[Lines of data]
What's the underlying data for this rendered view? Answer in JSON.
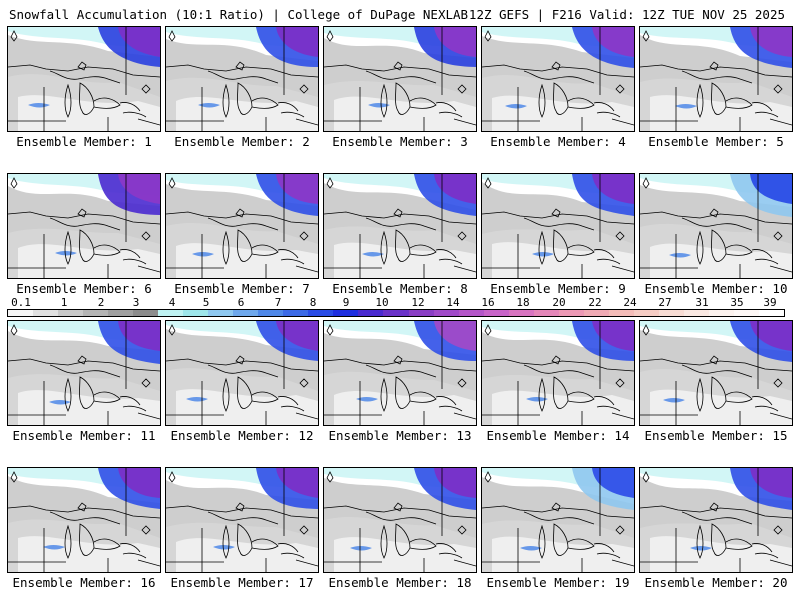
{
  "header": {
    "left_title": "Snowfall Accumulation (10:1 Ratio) | College of DuPage NEXLAB",
    "right_title": "12Z GEFS | F216 Valid: 12Z TUE NOV 25 2025"
  },
  "panels": [
    {
      "label": "Ensemble Member: 1"
    },
    {
      "label": "Ensemble Member: 2"
    },
    {
      "label": "Ensemble Member: 3"
    },
    {
      "label": "Ensemble Member: 4"
    },
    {
      "label": "Ensemble Member: 5"
    },
    {
      "label": "Ensemble Member: 6"
    },
    {
      "label": "Ensemble Member: 7"
    },
    {
      "label": "Ensemble Member: 8"
    },
    {
      "label": "Ensemble Member: 9"
    },
    {
      "label": "Ensemble Member: 10"
    },
    {
      "label": "Ensemble Member: 11"
    },
    {
      "label": "Ensemble Member: 12"
    },
    {
      "label": "Ensemble Member: 13"
    },
    {
      "label": "Ensemble Member: 14"
    },
    {
      "label": "Ensemble Member: 15"
    },
    {
      "label": "Ensemble Member: 16"
    },
    {
      "label": "Ensemble Member: 17"
    },
    {
      "label": "Ensemble Member: 18"
    },
    {
      "label": "Ensemble Member: 19"
    },
    {
      "label": "Ensemble Member: 20"
    }
  ],
  "colorbar": {
    "labels": [
      "0.1",
      "1",
      "2",
      "3",
      "4",
      "5",
      "6",
      "7",
      "8",
      "9",
      "10",
      "12",
      "14",
      "16",
      "18",
      "20",
      "22",
      "24",
      "27",
      "31",
      "35",
      "39"
    ],
    "colors": [
      "#f5f5f5",
      "#e0e0e0",
      "#c8c8c8",
      "#b4b4b4",
      "#a0a0a0",
      "#8c8c8c",
      "#bff2f2",
      "#9ee6ea",
      "#8fc8f0",
      "#6fa8ec",
      "#4f88e8",
      "#3c6ae6",
      "#2a4ce6",
      "#1f2fe0",
      "#4a2ad0",
      "#6a32c8",
      "#8a3ec4",
      "#a04ac8",
      "#b456c8",
      "#c864c8",
      "#d874c0",
      "#e486b8",
      "#ec98b4",
      "#f0aab4",
      "#f4bcb8",
      "#f6ccc4",
      "#f8dcd4",
      "#fae8e2",
      "#fcf2ee",
      "#fef8f6",
      "#ffffff"
    ]
  }
}
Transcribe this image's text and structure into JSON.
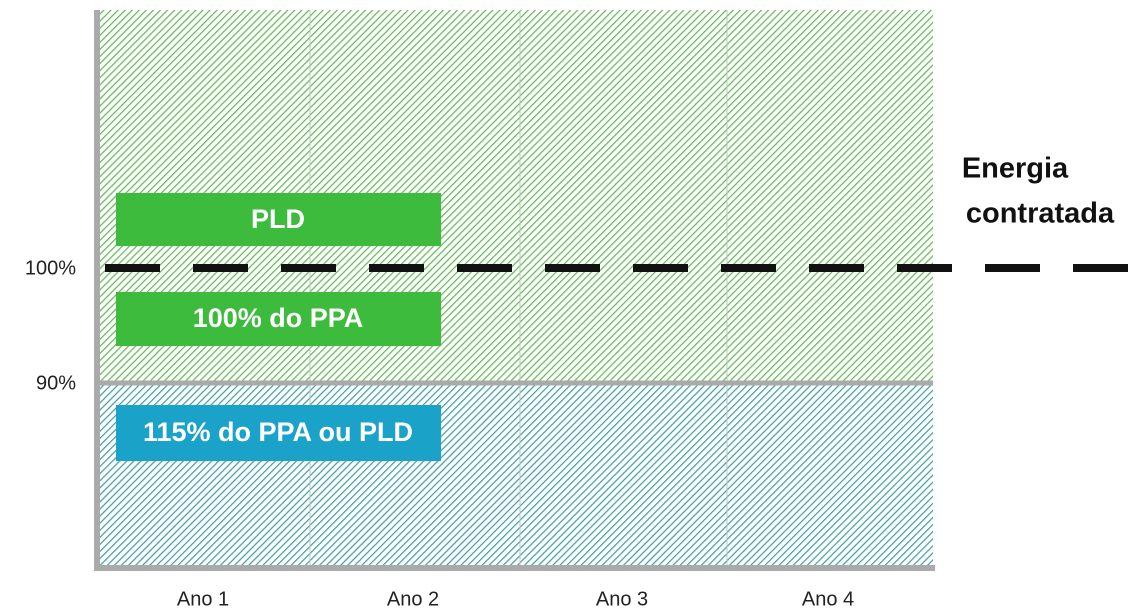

• **Directions**: Transcribe each entry above exactly, apart from the pictures.

• **Exercise answer**:
What's the underlying data for this rendered view? Answer in JSON.
{
  "header": {
    "left_title": "Snowfall Accumulation (10:1 Ratio) | College of DuPage NEXLAB",
    "right_title": "12Z GEFS | F216 Valid: 12Z TUE NOV 25 2025"
  },
  "panels": [
    {
      "label": "Ensemble Member: 1"
    },
    {
      "label": "Ensemble Member: 2"
    },
    {
      "label": "Ensemble Member: 3"
    },
    {
      "label": "Ensemble Member: 4"
    },
    {
      "label": "Ensemble Member: 5"
    },
    {
      "label": "Ensemble Member: 6"
    },
    {
      "label": "Ensemble Member: 7"
    },
    {
      "label": "Ensemble Member: 8"
    },
    {
      "label": "Ensemble Member: 9"
    },
    {
      "label": "Ensemble Member: 10"
    },
    {
      "label": "Ensemble Member: 11"
    },
    {
      "label": "Ensemble Member: 12"
    },
    {
      "label": "Ensemble Member: 13"
    },
    {
      "label": "Ensemble Member: 14"
    },
    {
      "label": "Ensemble Member: 15"
    },
    {
      "label": "Ensemble Member: 16"
    },
    {
      "label": "Ensemble Member: 17"
    },
    {
      "label": "Ensemble Member: 18"
    },
    {
      "label": "Ensemble Member: 19"
    },
    {
      "label": "Ensemble Member: 20"
    }
  ],
  "colorbar": {
    "labels": [
      "0.1",
      "1",
      "2",
      "3",
      "4",
      "5",
      "6",
      "7",
      "8",
      "9",
      "10",
      "12",
      "14",
      "16",
      "18",
      "20",
      "22",
      "24",
      "27",
      "31",
      "35",
      "39"
    ],
    "colors": [
      "#f5f5f5",
      "#e0e0e0",
      "#c8c8c8",
      "#b4b4b4",
      "#a0a0a0",
      "#8c8c8c",
      "#bff2f2",
      "#9ee6ea",
      "#8fc8f0",
      "#6fa8ec",
      "#4f88e8",
      "#3c6ae6",
      "#2a4ce6",
      "#1f2fe0",
      "#4a2ad0",
      "#6a32c8",
      "#8a3ec4",
      "#a04ac8",
      "#b456c8",
      "#c864c8",
      "#d874c0",
      "#e486b8",
      "#ec98b4",
      "#f0aab4",
      "#f4bcb8",
      "#f6ccc4",
      "#f8dcd4",
      "#fae8e2",
      "#fcf2ee",
      "#fef8f6",
      "#ffffff"
    ]
  }
}
Transcribe this image's text and structure into JSON.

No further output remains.